# Problem statement
How many lines in the entries below include the string "this"? Answer with the number only.
****************
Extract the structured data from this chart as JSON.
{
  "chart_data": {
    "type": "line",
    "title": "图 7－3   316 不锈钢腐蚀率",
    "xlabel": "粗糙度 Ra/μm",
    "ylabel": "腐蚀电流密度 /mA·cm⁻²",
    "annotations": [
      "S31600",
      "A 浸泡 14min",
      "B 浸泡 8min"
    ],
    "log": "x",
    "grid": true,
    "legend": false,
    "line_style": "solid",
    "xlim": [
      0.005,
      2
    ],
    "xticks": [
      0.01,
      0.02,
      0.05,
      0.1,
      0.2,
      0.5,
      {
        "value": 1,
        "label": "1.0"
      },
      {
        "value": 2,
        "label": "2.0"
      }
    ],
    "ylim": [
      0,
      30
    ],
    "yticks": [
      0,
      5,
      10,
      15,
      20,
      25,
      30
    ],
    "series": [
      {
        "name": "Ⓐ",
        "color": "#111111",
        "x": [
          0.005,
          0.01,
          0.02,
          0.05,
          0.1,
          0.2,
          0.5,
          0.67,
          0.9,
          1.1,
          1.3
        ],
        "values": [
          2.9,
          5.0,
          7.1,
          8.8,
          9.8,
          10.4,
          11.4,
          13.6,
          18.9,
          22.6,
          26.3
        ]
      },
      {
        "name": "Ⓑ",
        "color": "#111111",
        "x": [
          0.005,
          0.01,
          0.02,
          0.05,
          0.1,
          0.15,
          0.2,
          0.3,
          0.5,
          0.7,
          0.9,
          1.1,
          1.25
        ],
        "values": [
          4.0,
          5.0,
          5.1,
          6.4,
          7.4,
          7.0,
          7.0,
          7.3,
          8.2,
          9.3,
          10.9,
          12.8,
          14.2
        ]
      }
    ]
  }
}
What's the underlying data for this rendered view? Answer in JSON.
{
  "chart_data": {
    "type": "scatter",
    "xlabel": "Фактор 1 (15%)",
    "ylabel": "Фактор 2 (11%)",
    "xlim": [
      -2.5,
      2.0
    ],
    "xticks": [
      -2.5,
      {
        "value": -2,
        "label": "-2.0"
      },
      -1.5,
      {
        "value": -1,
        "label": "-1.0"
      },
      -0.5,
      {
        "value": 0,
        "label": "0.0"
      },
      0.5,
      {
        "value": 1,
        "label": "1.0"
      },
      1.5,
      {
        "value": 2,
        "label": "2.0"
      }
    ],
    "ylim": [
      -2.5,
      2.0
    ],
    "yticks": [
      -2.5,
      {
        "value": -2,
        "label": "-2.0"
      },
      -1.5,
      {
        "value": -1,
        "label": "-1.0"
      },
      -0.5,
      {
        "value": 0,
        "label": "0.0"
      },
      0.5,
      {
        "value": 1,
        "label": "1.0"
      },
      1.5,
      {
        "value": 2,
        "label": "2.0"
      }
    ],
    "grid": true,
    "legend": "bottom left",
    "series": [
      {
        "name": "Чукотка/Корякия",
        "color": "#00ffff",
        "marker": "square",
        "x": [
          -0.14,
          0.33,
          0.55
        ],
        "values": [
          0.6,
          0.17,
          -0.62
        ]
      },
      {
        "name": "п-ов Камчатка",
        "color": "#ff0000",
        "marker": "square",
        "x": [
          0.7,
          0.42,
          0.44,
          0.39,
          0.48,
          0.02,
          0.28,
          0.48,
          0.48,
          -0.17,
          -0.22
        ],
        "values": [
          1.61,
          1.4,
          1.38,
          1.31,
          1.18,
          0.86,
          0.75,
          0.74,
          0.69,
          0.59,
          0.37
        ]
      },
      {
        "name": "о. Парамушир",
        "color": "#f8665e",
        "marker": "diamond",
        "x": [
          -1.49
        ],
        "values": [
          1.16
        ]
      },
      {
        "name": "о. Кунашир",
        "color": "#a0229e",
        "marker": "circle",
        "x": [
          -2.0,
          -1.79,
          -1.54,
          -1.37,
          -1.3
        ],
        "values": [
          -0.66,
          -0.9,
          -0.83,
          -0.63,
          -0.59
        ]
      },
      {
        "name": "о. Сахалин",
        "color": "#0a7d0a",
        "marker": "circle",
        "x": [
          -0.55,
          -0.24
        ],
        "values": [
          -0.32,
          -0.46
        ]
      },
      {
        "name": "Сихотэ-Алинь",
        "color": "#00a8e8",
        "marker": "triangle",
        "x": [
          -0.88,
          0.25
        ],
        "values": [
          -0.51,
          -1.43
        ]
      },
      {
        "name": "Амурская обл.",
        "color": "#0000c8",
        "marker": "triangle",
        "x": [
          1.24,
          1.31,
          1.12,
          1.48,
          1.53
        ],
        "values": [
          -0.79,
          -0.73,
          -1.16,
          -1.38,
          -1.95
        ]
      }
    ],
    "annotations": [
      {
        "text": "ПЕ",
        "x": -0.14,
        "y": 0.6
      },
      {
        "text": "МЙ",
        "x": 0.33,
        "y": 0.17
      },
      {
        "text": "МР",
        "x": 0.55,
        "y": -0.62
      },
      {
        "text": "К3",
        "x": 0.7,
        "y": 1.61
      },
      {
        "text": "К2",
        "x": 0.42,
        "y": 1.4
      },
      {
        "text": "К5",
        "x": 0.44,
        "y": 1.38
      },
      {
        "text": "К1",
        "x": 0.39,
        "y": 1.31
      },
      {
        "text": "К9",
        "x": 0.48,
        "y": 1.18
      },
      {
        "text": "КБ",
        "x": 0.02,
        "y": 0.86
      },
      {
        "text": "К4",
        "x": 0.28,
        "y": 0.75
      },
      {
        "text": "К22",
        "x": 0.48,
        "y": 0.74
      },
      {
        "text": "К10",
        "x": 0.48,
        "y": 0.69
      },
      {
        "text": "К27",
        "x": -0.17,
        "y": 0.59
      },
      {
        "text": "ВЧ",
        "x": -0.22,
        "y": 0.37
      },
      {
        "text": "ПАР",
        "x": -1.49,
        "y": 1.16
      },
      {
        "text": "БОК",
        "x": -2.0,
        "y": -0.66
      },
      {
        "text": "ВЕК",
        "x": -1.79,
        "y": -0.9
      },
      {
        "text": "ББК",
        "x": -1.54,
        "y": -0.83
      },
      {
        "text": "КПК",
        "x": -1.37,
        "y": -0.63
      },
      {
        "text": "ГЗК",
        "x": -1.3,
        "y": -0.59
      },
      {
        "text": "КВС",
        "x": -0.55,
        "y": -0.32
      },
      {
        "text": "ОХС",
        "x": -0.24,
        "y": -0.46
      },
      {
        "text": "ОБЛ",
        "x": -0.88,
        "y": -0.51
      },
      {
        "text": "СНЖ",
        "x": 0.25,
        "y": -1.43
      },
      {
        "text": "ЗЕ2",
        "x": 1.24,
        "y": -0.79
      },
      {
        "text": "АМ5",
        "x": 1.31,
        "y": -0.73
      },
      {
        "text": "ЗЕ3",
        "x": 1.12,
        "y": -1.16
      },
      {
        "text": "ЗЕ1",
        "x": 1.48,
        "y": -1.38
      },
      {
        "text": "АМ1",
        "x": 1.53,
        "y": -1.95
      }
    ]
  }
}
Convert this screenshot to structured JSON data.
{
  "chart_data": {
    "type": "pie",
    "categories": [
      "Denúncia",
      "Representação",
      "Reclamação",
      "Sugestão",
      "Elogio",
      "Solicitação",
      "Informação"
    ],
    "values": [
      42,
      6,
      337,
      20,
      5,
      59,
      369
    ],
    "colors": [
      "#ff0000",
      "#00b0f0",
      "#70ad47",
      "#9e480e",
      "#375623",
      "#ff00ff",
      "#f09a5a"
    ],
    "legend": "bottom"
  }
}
****************
# Written answer
3